-- BEGIN Source material --

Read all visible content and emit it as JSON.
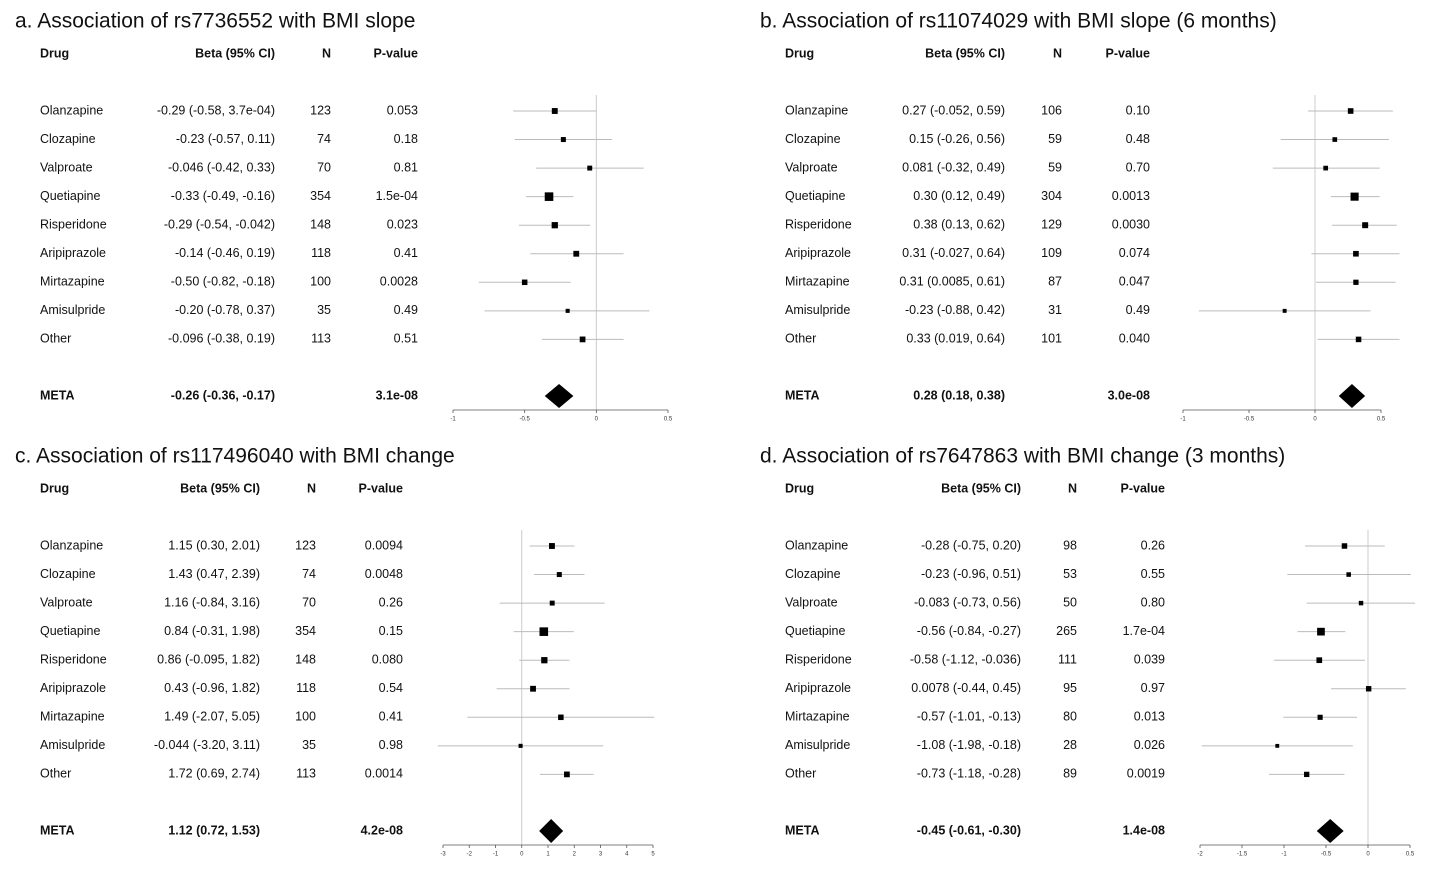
{
  "chart_data": [
    {
      "type": "forest",
      "title": "a. Association of rs7736552 with BMI slope",
      "columns": [
        "Drug",
        "Beta (95% CI)",
        "N",
        "P-value"
      ],
      "categories": [
        "Olanzapine",
        "Clozapine",
        "Valproate",
        "Quetiapine",
        "Risperidone",
        "Aripiprazole",
        "Mirtazapine",
        "Amisulpride",
        "Other"
      ],
      "values": [
        -0.29,
        -0.23,
        -0.046,
        -0.33,
        -0.29,
        -0.14,
        -0.5,
        -0.2,
        -0.096
      ],
      "lower": [
        -0.58,
        -0.57,
        -0.42,
        -0.49,
        -0.54,
        -0.46,
        -0.82,
        -0.78,
        -0.38
      ],
      "upper": [
        0.00037,
        0.11,
        0.33,
        -0.16,
        -0.042,
        0.19,
        -0.18,
        0.37,
        0.19
      ],
      "value_labels": [
        "-0.29 (-0.58, 3.7e-04)",
        "-0.23 (-0.57, 0.11)",
        "-0.046 (-0.42, 0.33)",
        "-0.33 (-0.49, -0.16)",
        "-0.29 (-0.54, -0.042)",
        "-0.14 (-0.46, 0.19)",
        "-0.50 (-0.82, -0.18)",
        "-0.20 (-0.78, 0.37)",
        "-0.096 (-0.38, 0.19)"
      ],
      "n": [
        123,
        74,
        70,
        354,
        148,
        118,
        100,
        35,
        113
      ],
      "p_values": [
        "0.053",
        "0.18",
        "0.81",
        "1.5e-04",
        "0.023",
        "0.41",
        "0.0028",
        "0.49",
        "0.51"
      ],
      "meta": {
        "label": "META",
        "value": -0.26,
        "lower": -0.36,
        "upper": -0.17,
        "value_label": "-0.26 (-0.36, -0.17)",
        "p_value": "3.1e-08"
      },
      "xlim": [
        -1,
        0.5
      ],
      "xticks": [
        -1,
        -0.5,
        0,
        0.5
      ],
      "color": "#000000"
    },
    {
      "type": "forest",
      "title": "b. Association of rs11074029 with BMI slope (6 months)",
      "columns": [
        "Drug",
        "Beta (95% CI)",
        "N",
        "P-value"
      ],
      "categories": [
        "Olanzapine",
        "Clozapine",
        "Valproate",
        "Quetiapine",
        "Risperidone",
        "Aripiprazole",
        "Mirtazapine",
        "Amisulpride",
        "Other"
      ],
      "values": [
        0.27,
        0.15,
        0.081,
        0.3,
        0.38,
        0.31,
        0.31,
        -0.23,
        0.33
      ],
      "lower": [
        -0.052,
        -0.26,
        -0.32,
        0.12,
        0.13,
        -0.027,
        0.0085,
        -0.88,
        0.019
      ],
      "upper": [
        0.59,
        0.56,
        0.49,
        0.49,
        0.62,
        0.64,
        0.61,
        0.42,
        0.64
      ],
      "value_labels": [
        "0.27 (-0.052, 0.59)",
        "0.15 (-0.26, 0.56)",
        "0.081 (-0.32, 0.49)",
        "0.30 (0.12, 0.49)",
        "0.38 (0.13, 0.62)",
        "0.31 (-0.027, 0.64)",
        "0.31 (0.0085, 0.61)",
        "-0.23 (-0.88, 0.42)",
        "0.33 (0.019, 0.64)"
      ],
      "n": [
        106,
        59,
        59,
        304,
        129,
        109,
        87,
        31,
        101
      ],
      "p_values": [
        "0.10",
        "0.48",
        "0.70",
        "0.0013",
        "0.0030",
        "0.074",
        "0.047",
        "0.49",
        "0.040"
      ],
      "meta": {
        "label": "META",
        "value": 0.28,
        "lower": 0.18,
        "upper": 0.38,
        "value_label": "0.28 (0.18, 0.38)",
        "p_value": "3.0e-08"
      },
      "xlim": [
        -1,
        0.5
      ],
      "xticks": [
        -1,
        -0.5,
        0,
        0.5
      ],
      "color": "#000000"
    },
    {
      "type": "forest",
      "title": "c. Association of rs117496040 with BMI change",
      "columns": [
        "Drug",
        "Beta (95% CI)",
        "N",
        "P-value"
      ],
      "categories": [
        "Olanzapine",
        "Clozapine",
        "Valproate",
        "Quetiapine",
        "Risperidone",
        "Aripiprazole",
        "Mirtazapine",
        "Amisulpride",
        "Other"
      ],
      "values": [
        1.15,
        1.43,
        1.16,
        0.84,
        0.86,
        0.43,
        1.49,
        -0.044,
        1.72
      ],
      "lower": [
        0.3,
        0.47,
        -0.84,
        -0.31,
        -0.095,
        -0.96,
        -2.07,
        -3.2,
        0.69
      ],
      "upper": [
        2.01,
        2.39,
        3.16,
        1.98,
        1.82,
        1.82,
        5.05,
        3.11,
        2.74
      ],
      "value_labels": [
        "1.15 (0.30, 2.01)",
        "1.43 (0.47, 2.39)",
        "1.16 (-0.84, 3.16)",
        "0.84 (-0.31, 1.98)",
        "0.86 (-0.095, 1.82)",
        "0.43 (-0.96, 1.82)",
        "1.49 (-2.07, 5.05)",
        "-0.044 (-3.20, 3.11)",
        "1.72 (0.69, 2.74)"
      ],
      "n": [
        123,
        74,
        70,
        354,
        148,
        118,
        100,
        35,
        113
      ],
      "p_values": [
        "0.0094",
        "0.0048",
        "0.26",
        "0.15",
        "0.080",
        "0.54",
        "0.41",
        "0.98",
        "0.0014"
      ],
      "meta": {
        "label": "META",
        "value": 1.12,
        "lower": 0.72,
        "upper": 1.53,
        "value_label": "1.12 (0.72, 1.53)",
        "p_value": "4.2e-08"
      },
      "xlim": [
        -3,
        5
      ],
      "xticks": [
        -3,
        -2,
        -1,
        0,
        1,
        2,
        3,
        4,
        5
      ],
      "color": "#000000"
    },
    {
      "type": "forest",
      "title": "d. Association of rs7647863 with BMI change (3 months)",
      "columns": [
        "Drug",
        "Beta (95% CI)",
        "N",
        "P-value"
      ],
      "categories": [
        "Olanzapine",
        "Clozapine",
        "Valproate",
        "Quetiapine",
        "Risperidone",
        "Aripiprazole",
        "Mirtazapine",
        "Amisulpride",
        "Other"
      ],
      "values": [
        -0.28,
        -0.23,
        -0.083,
        -0.56,
        -0.58,
        0.0078,
        -0.57,
        -1.08,
        -0.73
      ],
      "lower": [
        -0.75,
        -0.96,
        -0.73,
        -0.84,
        -1.12,
        -0.44,
        -1.01,
        -1.98,
        -1.18
      ],
      "upper": [
        0.2,
        0.51,
        0.56,
        -0.27,
        -0.036,
        0.45,
        -0.13,
        -0.18,
        -0.28
      ],
      "value_labels": [
        "-0.28 (-0.75, 0.20)",
        "-0.23 (-0.96, 0.51)",
        "-0.083 (-0.73, 0.56)",
        "-0.56 (-0.84, -0.27)",
        "-0.58 (-1.12, -0.036)",
        "0.0078 (-0.44, 0.45)",
        "-0.57 (-1.01, -0.13)",
        "-1.08 (-1.98, -0.18)",
        "-0.73 (-1.18, -0.28)"
      ],
      "n": [
        98,
        53,
        50,
        265,
        111,
        95,
        80,
        28,
        89
      ],
      "p_values": [
        "0.26",
        "0.55",
        "0.80",
        "1.7e-04",
        "0.039",
        "0.97",
        "0.013",
        "0.026",
        "0.0019"
      ],
      "meta": {
        "label": "META",
        "value": -0.45,
        "lower": -0.61,
        "upper": -0.3,
        "value_label": "-0.45 (-0.61, -0.30)",
        "p_value": "1.4e-08"
      },
      "xlim": [
        -2,
        0.5
      ],
      "xticks": [
        -2,
        -1.5,
        -1,
        -0.5,
        0,
        0.5
      ],
      "color": "#000000"
    }
  ]
}
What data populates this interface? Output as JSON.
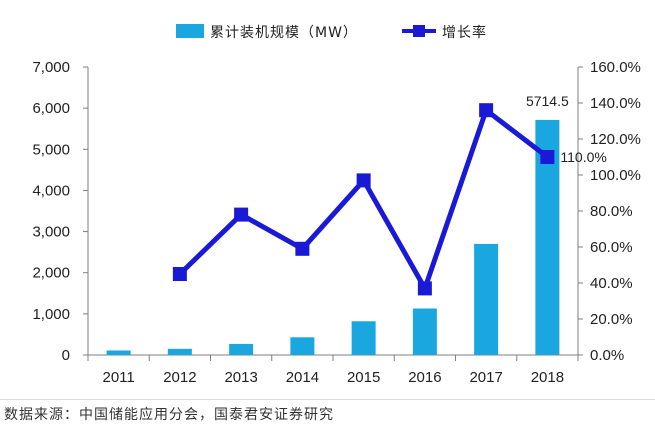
{
  "chart_data": {
    "type": "bar+line",
    "categories": [
      "2011",
      "2012",
      "2013",
      "2014",
      "2015",
      "2016",
      "2017",
      "2018"
    ],
    "series": [
      {
        "name": "累计装机规模（MW）",
        "type": "bar",
        "axis": "left",
        "values": [
          110,
          150,
          270,
          430,
          820,
          1130,
          2700,
          5714.5
        ],
        "color": "#1aa7e0"
      },
      {
        "name": "增长率",
        "type": "line",
        "axis": "right",
        "values": [
          null,
          45.0,
          78.0,
          59.0,
          97.0,
          37.0,
          136.0,
          110.0
        ],
        "color": "#1a1ad6"
      }
    ],
    "y_left": {
      "min": 0,
      "max": 7000,
      "step": 1000,
      "tick_labels": [
        "0",
        "1,000",
        "2,000",
        "3,000",
        "4,000",
        "5,000",
        "6,000",
        "7,000"
      ]
    },
    "y_right": {
      "min": 0,
      "max": 160,
      "step": 20,
      "tick_labels": [
        "0.0%",
        "20.0%",
        "40.0%",
        "60.0%",
        "80.0%",
        "100.0%",
        "120.0%",
        "140.0%",
        "160.0%"
      ]
    },
    "annotations": [
      {
        "series": "累计装机规模（MW）",
        "category": "2018",
        "text": "5714.5"
      },
      {
        "series": "增长率",
        "category": "2018",
        "text": "110.0%"
      }
    ],
    "legend_position": "top-center",
    "grid": false
  },
  "source_note": "数据来源：中国储能应用分会，国泰君安证券研究"
}
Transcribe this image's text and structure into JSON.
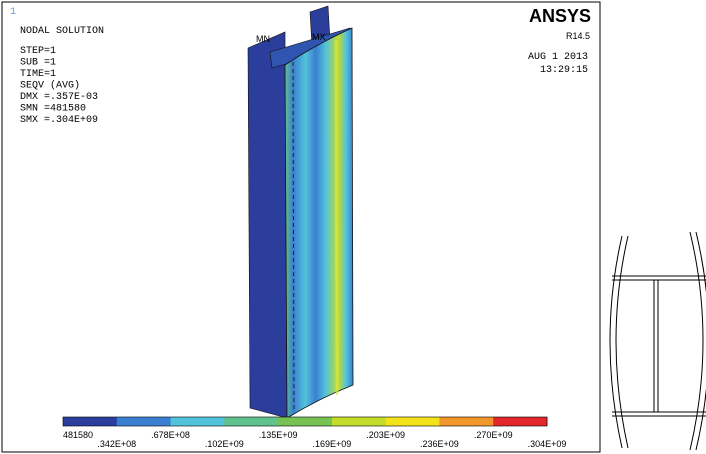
{
  "window_number": "1",
  "header": {
    "title": "NODAL SOLUTION",
    "lines": [
      "STEP=1",
      "SUB =1",
      "TIME=1",
      "SEQV     (AVG)",
      "DMX =.357E-03",
      "SMN =481580",
      "SMX =.304E+09"
    ]
  },
  "brand": {
    "name": "ANSYS",
    "version": "R14.5",
    "date": "AUG  1 2013",
    "time": "13:29:15"
  },
  "markers": [
    "MN",
    "MX"
  ],
  "legend": {
    "colors": [
      "#2b3e9c",
      "#3b7fd0",
      "#52c3dc",
      "#61c28e",
      "#78c254",
      "#c3dc2a",
      "#f3e21a",
      "#f0962a",
      "#e3262a"
    ],
    "labels": [
      "481580",
      ".342E+08",
      ".678E+08",
      ".102E+09",
      ".135E+09",
      ".169E+09",
      ".203E+09",
      ".236E+09",
      ".270E+09",
      ".304E+09"
    ]
  }
}
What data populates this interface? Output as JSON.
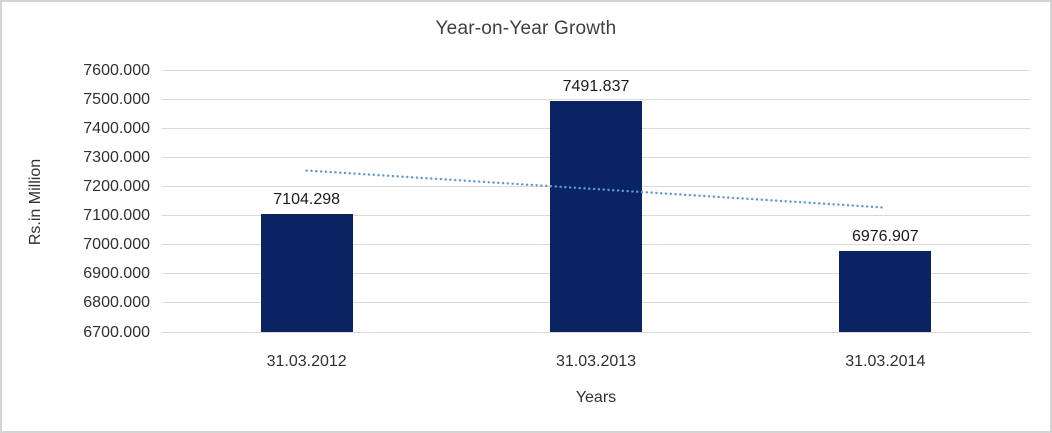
{
  "chart_data": {
    "type": "bar",
    "title": "Year-on-Year Growth",
    "xlabel": "Years",
    "ylabel": "Rs.in Million",
    "categories": [
      "31.03.2012",
      "31.03.2013",
      "31.03.2014"
    ],
    "values": [
      7104.298,
      7491.837,
      6976.907
    ],
    "data_labels": [
      "7104.298",
      "7491.837",
      "6976.907"
    ],
    "ylim": [
      6700,
      7600
    ],
    "ytick_step": 100,
    "ytick_labels": [
      "6700.000",
      "6800.000",
      "6900.000",
      "7000.000",
      "7100.000",
      "7200.000",
      "7300.000",
      "7400.000",
      "7500.000",
      "7600.000"
    ],
    "grid": "horizontal-only",
    "legend": "none",
    "colors": {
      "bar_fill": "#0a2463",
      "trendline": "#5b9bd5",
      "gridline": "#d9d9d9",
      "text": "#303030"
    },
    "trendline": {
      "style": "dotted",
      "shape": "linear",
      "values": [
        7254.71,
        7191.01,
        7127.32
      ]
    }
  }
}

-- END Source material --

Gather up the lines that contain the word "text".

**Exercise output**
        "text": "5714.5"
        "text": "110.0%"
Transcribe this image's text and structure into JSON.
      "text": "#303030"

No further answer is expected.